Requirements: Check every line of the data below for the string "Base", and copy the ones that hold it.

Dataset:
---

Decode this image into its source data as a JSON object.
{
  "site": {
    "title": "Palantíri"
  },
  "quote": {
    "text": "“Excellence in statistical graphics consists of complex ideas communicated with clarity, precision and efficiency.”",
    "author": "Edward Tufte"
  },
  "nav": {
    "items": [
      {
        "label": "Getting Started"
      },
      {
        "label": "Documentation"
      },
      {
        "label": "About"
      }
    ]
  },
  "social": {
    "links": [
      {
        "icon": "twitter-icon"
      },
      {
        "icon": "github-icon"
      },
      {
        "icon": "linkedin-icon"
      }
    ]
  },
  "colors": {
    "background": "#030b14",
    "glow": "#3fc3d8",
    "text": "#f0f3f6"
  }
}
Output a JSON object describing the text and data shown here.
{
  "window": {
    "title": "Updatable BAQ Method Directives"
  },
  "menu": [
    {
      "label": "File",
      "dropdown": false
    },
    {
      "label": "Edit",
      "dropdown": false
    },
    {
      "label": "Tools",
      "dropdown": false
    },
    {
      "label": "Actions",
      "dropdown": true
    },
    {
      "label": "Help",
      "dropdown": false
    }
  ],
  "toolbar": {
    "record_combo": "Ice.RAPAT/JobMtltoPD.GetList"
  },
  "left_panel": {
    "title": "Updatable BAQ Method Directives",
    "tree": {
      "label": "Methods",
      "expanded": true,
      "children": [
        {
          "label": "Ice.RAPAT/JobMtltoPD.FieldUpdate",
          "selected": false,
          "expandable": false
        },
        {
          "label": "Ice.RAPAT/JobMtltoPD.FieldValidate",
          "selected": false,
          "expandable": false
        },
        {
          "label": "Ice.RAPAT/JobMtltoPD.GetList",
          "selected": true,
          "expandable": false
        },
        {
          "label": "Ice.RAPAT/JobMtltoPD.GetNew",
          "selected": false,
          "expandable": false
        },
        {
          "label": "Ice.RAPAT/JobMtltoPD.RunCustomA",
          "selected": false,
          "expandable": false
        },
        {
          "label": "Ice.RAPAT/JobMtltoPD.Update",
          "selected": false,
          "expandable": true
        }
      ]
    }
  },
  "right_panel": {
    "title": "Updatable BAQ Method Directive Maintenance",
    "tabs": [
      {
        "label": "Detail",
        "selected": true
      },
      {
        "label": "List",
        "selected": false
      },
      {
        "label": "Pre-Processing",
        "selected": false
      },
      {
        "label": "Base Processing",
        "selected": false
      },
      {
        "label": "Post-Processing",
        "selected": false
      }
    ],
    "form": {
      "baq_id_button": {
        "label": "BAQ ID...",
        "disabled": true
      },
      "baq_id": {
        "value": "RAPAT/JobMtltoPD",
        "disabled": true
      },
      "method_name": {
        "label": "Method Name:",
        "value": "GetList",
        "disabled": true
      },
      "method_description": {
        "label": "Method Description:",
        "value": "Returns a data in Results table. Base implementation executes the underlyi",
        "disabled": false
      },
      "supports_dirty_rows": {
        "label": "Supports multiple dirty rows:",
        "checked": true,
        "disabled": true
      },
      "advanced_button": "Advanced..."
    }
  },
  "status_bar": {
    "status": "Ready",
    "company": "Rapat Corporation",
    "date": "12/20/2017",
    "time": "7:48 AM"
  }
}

---

The completed task:
        "label": "Base Processing",
        "value": "Returns a data in Results table. Base implementation executes the underlyi",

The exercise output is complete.